■ Supplied data:
= = = = =

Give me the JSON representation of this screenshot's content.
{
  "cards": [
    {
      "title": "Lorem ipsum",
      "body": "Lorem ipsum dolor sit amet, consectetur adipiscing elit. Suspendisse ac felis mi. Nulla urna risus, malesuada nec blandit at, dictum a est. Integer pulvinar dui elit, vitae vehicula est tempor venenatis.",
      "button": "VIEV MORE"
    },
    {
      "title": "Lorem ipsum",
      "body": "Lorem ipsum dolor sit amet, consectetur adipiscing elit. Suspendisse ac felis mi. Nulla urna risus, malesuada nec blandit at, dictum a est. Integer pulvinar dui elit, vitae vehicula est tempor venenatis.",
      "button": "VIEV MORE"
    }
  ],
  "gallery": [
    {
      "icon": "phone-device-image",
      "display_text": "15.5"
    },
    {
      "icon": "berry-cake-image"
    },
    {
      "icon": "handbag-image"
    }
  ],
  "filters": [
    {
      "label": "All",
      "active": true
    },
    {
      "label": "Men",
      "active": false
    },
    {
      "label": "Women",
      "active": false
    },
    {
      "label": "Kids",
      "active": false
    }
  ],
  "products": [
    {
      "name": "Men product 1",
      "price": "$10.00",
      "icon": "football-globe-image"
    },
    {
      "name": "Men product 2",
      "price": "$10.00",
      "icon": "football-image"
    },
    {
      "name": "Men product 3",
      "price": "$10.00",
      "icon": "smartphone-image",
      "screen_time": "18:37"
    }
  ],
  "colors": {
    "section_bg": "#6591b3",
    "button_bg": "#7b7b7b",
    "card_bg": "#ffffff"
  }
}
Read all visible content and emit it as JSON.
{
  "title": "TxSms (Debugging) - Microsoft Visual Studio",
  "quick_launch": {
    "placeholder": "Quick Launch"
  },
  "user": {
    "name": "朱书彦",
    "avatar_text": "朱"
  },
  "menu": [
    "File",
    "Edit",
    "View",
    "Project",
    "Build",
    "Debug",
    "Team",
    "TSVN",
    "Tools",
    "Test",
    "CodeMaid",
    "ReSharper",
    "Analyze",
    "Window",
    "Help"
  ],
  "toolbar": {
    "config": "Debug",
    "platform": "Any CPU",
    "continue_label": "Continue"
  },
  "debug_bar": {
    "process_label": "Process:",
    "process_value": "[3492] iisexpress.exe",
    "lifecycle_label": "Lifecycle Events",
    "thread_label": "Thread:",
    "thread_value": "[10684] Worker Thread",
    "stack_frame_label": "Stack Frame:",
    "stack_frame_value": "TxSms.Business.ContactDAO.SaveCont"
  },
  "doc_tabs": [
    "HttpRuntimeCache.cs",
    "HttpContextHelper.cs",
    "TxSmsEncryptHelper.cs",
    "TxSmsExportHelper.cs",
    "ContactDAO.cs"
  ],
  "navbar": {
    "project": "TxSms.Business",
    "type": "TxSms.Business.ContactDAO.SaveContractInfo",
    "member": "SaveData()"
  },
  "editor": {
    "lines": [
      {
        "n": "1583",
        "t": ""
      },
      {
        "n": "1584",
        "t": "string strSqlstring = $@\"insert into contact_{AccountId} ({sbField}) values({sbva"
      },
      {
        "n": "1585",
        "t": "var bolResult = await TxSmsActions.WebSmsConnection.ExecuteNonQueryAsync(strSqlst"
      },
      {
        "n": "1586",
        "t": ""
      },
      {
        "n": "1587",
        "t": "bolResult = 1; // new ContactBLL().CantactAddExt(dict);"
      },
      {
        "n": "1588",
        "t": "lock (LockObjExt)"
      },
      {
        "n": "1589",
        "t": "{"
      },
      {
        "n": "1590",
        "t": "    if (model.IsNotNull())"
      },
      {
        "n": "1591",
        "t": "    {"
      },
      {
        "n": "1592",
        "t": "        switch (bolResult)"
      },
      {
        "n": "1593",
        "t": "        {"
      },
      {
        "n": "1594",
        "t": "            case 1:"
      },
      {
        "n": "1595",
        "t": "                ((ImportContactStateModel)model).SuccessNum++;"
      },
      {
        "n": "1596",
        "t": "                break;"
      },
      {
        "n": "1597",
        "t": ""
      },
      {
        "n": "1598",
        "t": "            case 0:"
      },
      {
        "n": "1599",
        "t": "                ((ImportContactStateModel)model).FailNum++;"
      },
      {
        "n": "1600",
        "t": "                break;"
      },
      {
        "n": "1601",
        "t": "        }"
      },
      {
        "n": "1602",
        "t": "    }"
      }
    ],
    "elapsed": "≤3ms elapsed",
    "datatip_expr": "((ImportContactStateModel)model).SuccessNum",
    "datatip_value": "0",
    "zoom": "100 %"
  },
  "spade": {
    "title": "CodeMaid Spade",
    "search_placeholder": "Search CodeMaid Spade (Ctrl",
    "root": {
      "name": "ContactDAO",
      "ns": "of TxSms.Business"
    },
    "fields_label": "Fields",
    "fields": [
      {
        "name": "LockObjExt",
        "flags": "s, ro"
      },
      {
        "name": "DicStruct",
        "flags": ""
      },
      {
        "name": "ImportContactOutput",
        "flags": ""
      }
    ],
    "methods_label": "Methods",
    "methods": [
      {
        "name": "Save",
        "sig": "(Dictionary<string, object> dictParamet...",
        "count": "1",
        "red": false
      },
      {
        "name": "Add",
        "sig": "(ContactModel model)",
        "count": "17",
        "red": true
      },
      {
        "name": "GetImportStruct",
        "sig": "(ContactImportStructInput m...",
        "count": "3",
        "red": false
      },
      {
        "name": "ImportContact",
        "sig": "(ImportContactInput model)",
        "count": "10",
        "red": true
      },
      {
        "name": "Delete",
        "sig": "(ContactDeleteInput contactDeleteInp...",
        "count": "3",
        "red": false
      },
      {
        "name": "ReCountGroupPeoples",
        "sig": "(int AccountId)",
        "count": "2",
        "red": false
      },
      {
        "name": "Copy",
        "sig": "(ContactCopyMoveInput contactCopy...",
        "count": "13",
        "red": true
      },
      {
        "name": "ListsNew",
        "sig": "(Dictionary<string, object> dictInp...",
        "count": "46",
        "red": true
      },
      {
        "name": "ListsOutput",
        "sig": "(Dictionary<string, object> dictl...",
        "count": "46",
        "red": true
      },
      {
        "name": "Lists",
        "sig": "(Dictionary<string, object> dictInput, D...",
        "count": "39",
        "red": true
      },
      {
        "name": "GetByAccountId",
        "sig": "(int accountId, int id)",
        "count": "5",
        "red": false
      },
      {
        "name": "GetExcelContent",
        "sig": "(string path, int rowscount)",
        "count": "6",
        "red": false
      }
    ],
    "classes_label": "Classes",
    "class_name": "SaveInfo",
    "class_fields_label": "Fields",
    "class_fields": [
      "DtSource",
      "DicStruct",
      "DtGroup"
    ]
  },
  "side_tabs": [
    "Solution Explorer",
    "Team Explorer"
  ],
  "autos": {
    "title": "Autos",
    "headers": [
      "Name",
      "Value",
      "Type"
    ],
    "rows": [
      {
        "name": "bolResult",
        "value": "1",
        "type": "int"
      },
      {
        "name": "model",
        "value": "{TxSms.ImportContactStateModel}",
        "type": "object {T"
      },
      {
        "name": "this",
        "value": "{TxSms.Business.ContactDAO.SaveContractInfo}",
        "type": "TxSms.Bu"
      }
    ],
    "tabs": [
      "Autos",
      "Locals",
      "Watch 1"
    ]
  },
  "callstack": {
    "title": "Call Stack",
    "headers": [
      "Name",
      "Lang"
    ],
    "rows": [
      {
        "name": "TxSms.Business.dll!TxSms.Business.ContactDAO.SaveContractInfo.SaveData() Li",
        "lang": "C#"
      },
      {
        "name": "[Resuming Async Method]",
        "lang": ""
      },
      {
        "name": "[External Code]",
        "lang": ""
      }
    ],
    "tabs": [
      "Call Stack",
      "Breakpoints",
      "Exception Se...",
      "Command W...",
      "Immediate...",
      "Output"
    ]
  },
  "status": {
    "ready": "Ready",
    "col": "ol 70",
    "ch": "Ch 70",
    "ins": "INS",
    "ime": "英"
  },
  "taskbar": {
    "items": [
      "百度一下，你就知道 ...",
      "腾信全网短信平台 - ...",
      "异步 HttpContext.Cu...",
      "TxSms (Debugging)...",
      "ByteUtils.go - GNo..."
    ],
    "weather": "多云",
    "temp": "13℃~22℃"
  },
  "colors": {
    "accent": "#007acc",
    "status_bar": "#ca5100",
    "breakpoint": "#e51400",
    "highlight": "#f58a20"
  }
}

= = = = =

■ Short exercise: Each line in the material either holds the string "Debugging" or does not. State how many do, and nothing else.

■ Final result: 2